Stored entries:
______

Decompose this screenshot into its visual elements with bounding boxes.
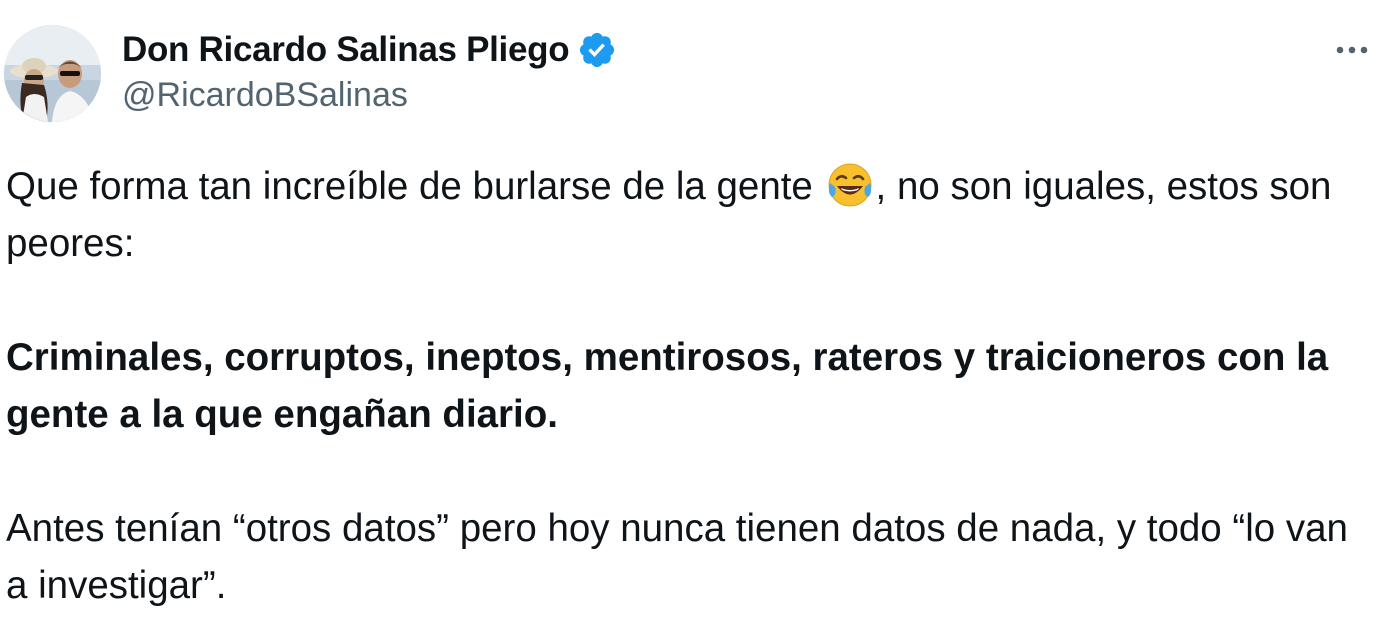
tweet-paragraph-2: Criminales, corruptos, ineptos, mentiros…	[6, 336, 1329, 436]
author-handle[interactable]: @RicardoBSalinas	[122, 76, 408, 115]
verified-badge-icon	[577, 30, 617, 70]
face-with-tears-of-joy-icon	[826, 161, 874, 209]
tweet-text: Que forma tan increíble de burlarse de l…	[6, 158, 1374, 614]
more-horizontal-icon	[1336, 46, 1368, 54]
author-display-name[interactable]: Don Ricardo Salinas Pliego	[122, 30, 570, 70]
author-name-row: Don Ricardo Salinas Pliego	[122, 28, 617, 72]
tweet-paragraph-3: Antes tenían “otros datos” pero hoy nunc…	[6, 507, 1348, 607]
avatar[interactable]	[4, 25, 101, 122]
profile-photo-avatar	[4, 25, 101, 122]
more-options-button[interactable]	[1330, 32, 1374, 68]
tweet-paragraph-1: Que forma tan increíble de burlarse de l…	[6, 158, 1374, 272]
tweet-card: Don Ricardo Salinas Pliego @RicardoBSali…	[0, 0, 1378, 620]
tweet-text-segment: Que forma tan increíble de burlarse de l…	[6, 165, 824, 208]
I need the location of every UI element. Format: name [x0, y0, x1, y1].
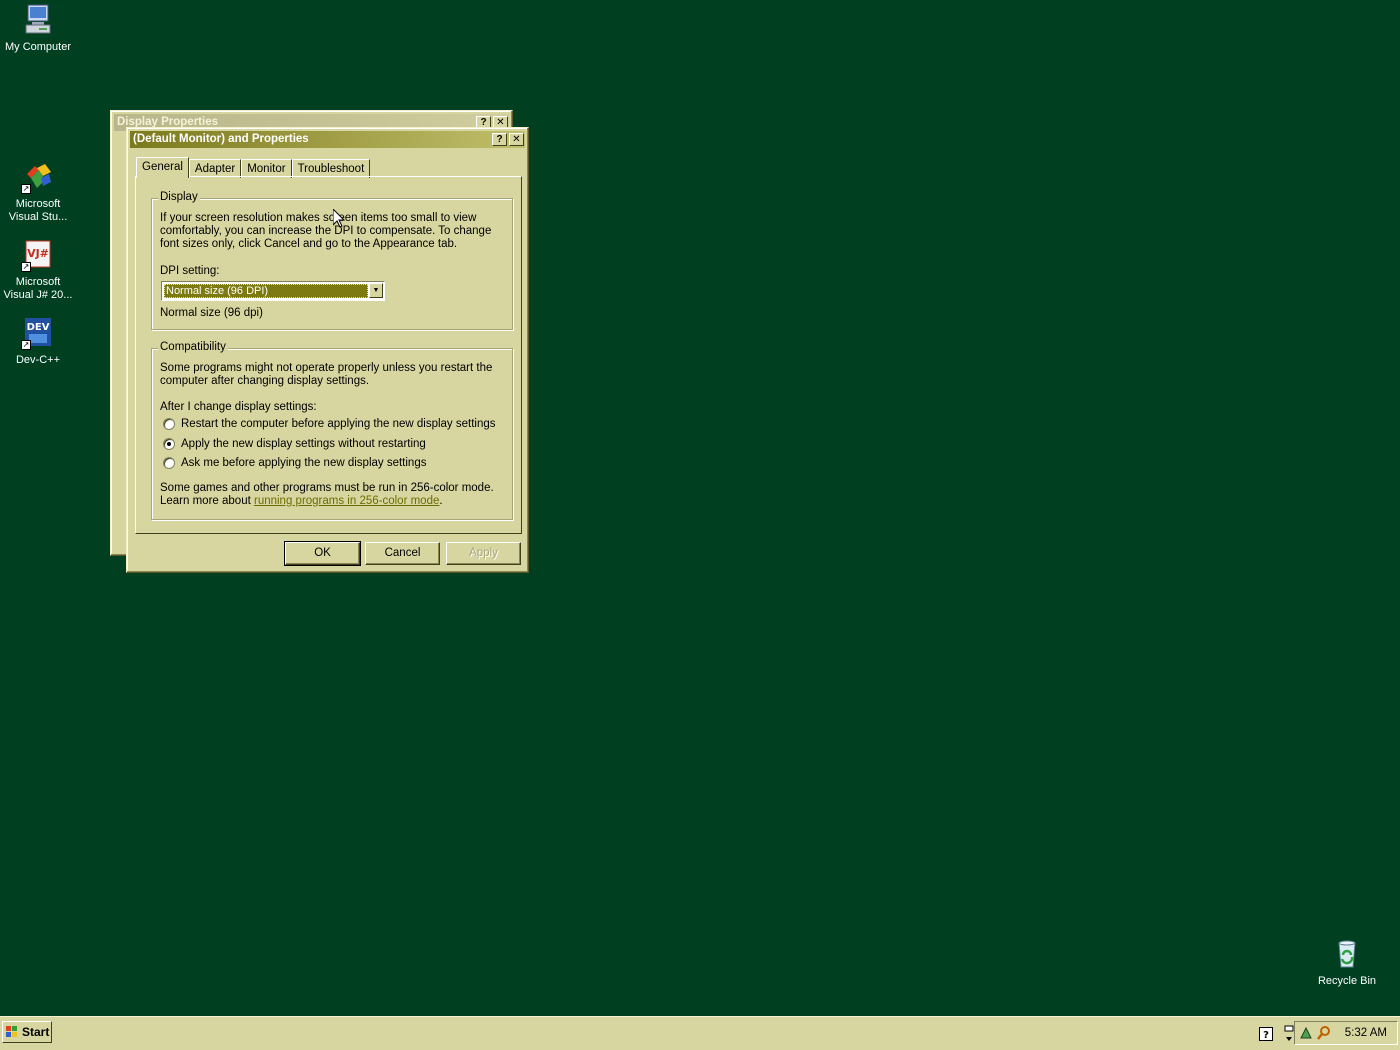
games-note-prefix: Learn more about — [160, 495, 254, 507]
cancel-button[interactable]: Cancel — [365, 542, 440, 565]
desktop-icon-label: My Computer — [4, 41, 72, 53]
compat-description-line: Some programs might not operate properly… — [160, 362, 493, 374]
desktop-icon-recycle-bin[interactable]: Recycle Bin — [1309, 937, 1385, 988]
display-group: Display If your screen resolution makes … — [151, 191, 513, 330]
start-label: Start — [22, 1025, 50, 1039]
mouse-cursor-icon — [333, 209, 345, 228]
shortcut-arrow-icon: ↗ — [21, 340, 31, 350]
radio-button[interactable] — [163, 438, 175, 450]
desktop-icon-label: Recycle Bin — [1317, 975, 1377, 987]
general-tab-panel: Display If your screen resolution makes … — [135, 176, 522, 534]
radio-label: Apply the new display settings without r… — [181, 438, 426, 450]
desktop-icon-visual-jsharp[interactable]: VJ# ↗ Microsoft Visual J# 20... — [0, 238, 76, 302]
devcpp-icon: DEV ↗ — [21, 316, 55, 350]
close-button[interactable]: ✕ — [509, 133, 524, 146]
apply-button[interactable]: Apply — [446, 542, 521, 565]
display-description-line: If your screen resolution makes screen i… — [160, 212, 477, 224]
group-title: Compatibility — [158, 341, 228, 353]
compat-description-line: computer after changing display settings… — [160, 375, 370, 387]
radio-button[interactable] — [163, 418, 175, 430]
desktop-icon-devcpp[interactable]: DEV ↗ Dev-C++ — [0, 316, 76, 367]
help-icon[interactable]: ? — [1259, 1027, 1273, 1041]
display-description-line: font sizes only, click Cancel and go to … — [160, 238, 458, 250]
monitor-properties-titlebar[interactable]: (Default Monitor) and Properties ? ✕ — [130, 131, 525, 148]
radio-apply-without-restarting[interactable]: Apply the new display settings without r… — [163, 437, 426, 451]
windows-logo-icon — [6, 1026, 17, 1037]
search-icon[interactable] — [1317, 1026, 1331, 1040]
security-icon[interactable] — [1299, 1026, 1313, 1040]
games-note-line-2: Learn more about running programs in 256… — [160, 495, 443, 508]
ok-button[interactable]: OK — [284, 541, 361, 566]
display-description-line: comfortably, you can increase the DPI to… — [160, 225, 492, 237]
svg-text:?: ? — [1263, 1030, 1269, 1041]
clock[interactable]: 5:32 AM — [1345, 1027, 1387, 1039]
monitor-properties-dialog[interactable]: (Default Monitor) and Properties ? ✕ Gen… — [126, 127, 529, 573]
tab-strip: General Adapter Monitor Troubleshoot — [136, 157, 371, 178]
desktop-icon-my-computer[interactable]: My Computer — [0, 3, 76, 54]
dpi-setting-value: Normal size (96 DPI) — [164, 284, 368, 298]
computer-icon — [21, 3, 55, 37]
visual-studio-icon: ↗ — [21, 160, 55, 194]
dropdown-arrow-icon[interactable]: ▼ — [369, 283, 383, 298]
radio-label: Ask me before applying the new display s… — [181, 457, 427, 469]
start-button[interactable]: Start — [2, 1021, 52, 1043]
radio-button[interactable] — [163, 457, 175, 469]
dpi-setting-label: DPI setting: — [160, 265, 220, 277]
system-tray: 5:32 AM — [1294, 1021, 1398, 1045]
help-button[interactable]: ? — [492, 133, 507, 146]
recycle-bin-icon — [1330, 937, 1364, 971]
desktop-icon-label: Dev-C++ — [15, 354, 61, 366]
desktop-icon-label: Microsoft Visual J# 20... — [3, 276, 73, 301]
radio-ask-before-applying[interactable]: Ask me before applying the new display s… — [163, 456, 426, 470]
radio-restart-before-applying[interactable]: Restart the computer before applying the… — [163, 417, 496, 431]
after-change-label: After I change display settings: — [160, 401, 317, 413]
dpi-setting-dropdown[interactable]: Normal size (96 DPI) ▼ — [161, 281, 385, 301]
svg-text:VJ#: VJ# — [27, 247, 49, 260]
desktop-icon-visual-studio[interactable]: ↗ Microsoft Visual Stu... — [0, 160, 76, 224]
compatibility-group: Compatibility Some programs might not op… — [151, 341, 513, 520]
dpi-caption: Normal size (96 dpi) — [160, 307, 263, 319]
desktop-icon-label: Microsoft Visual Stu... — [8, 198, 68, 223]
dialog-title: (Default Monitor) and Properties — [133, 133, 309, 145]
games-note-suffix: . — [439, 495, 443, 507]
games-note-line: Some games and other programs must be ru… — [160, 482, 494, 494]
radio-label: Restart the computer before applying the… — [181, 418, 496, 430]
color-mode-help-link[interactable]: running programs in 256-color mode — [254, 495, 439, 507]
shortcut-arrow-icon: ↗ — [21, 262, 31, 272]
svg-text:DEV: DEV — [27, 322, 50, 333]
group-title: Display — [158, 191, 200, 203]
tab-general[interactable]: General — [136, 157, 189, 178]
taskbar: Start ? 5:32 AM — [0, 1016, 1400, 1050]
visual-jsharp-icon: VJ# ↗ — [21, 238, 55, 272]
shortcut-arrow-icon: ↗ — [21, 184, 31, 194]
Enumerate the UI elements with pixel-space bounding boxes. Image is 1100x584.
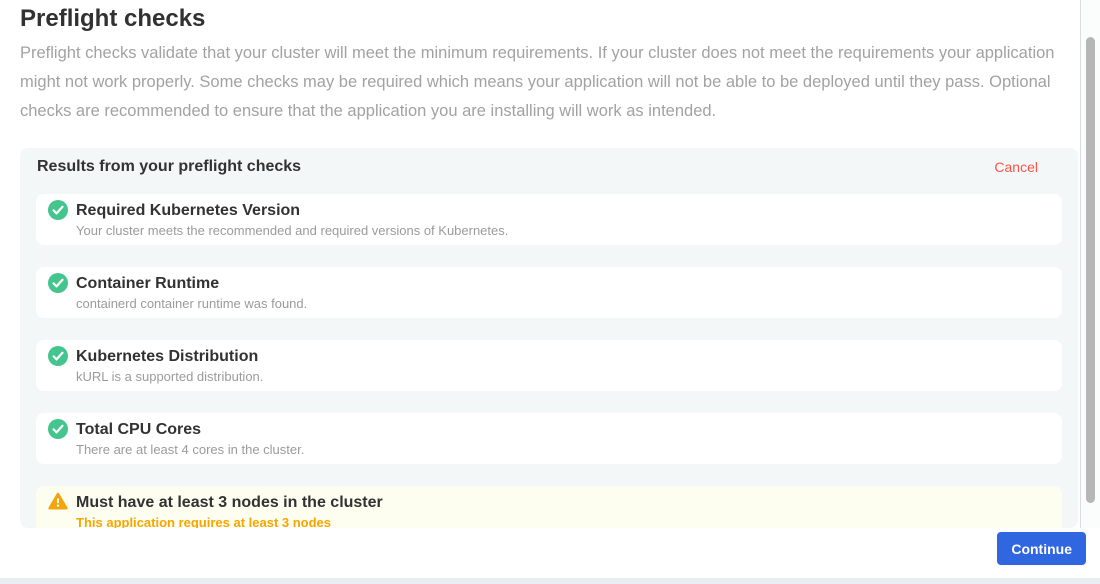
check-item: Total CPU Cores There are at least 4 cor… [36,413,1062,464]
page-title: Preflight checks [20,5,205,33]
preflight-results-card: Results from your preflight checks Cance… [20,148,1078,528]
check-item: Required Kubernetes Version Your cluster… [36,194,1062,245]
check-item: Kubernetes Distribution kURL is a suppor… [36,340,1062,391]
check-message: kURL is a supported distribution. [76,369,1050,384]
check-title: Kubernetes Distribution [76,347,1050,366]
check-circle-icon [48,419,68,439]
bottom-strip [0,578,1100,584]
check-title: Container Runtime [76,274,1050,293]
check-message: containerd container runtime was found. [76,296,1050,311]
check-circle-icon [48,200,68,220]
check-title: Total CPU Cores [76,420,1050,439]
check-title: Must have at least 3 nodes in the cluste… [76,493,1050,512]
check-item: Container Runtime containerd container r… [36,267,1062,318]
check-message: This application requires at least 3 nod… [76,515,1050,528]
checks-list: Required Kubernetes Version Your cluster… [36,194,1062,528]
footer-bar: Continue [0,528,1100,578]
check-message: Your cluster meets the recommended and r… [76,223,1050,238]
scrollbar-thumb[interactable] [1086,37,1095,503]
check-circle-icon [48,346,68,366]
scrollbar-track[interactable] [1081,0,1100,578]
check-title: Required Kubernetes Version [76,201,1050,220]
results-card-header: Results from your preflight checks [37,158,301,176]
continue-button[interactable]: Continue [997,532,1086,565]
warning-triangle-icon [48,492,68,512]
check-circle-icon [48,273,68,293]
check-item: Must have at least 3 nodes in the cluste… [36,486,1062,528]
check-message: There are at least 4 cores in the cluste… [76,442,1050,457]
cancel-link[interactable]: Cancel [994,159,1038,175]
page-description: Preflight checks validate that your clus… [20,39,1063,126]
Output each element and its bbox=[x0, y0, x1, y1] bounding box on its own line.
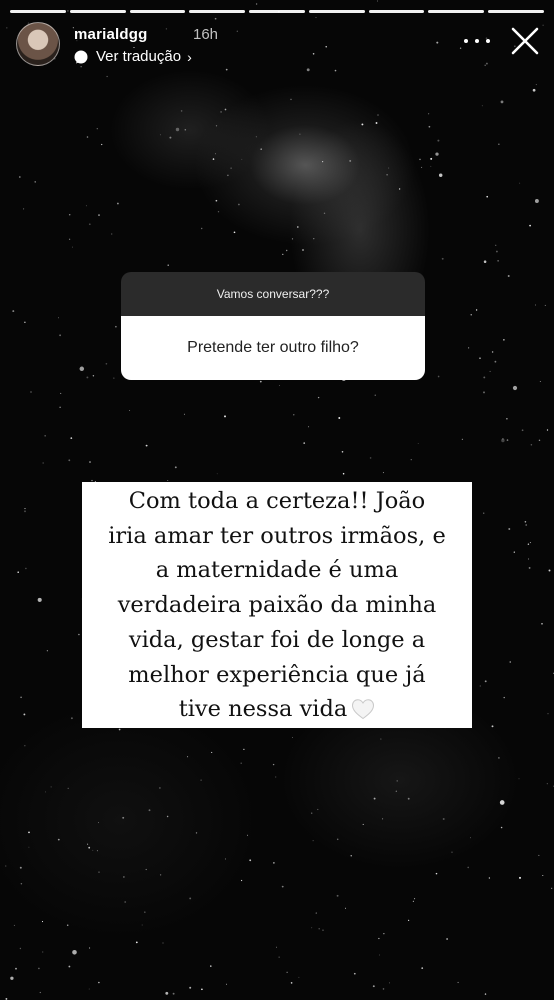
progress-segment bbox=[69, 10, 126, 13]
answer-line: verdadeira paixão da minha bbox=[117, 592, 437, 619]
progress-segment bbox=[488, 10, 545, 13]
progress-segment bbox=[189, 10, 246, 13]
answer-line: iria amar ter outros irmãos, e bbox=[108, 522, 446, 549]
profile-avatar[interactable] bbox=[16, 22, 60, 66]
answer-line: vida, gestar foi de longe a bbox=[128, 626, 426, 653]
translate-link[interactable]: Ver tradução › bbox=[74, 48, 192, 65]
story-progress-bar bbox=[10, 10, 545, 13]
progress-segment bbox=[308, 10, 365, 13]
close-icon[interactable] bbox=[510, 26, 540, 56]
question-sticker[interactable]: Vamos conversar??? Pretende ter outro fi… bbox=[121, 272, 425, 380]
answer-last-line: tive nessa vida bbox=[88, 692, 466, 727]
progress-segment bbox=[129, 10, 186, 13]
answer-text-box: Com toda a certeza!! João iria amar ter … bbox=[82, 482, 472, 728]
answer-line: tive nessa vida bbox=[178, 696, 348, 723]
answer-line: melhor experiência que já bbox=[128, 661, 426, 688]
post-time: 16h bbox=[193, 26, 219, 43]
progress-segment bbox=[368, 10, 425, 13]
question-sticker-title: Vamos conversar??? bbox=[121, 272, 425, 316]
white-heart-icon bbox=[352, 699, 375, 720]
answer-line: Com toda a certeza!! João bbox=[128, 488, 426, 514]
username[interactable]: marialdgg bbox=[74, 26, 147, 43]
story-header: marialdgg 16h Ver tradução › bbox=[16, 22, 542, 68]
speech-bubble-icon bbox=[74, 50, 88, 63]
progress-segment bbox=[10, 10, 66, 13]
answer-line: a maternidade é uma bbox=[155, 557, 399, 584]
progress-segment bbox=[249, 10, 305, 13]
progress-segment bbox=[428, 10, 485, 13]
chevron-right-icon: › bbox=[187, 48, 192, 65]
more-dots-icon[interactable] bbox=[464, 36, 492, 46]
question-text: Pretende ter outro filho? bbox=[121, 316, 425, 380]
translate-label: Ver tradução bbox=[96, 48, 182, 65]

______

• [Aim]:
Copy every row from the one containing "progress-segment bbox=[69, 10, 126, 13]" down to the one containing "profile-avatar[interactable] bbox=[16, 22, 60, 66]", both included, without any change.

• [Exercise solution]:
progress-segment bbox=[69, 10, 126, 13]
answer-line: verdadeira paixão da minha bbox=[117, 592, 437, 619]
progress-segment bbox=[488, 10, 545, 13]
progress-segment bbox=[189, 10, 246, 13]
answer-line: iria amar ter outros irmãos, e bbox=[108, 522, 446, 549]
profile-avatar[interactable] bbox=[16, 22, 60, 66]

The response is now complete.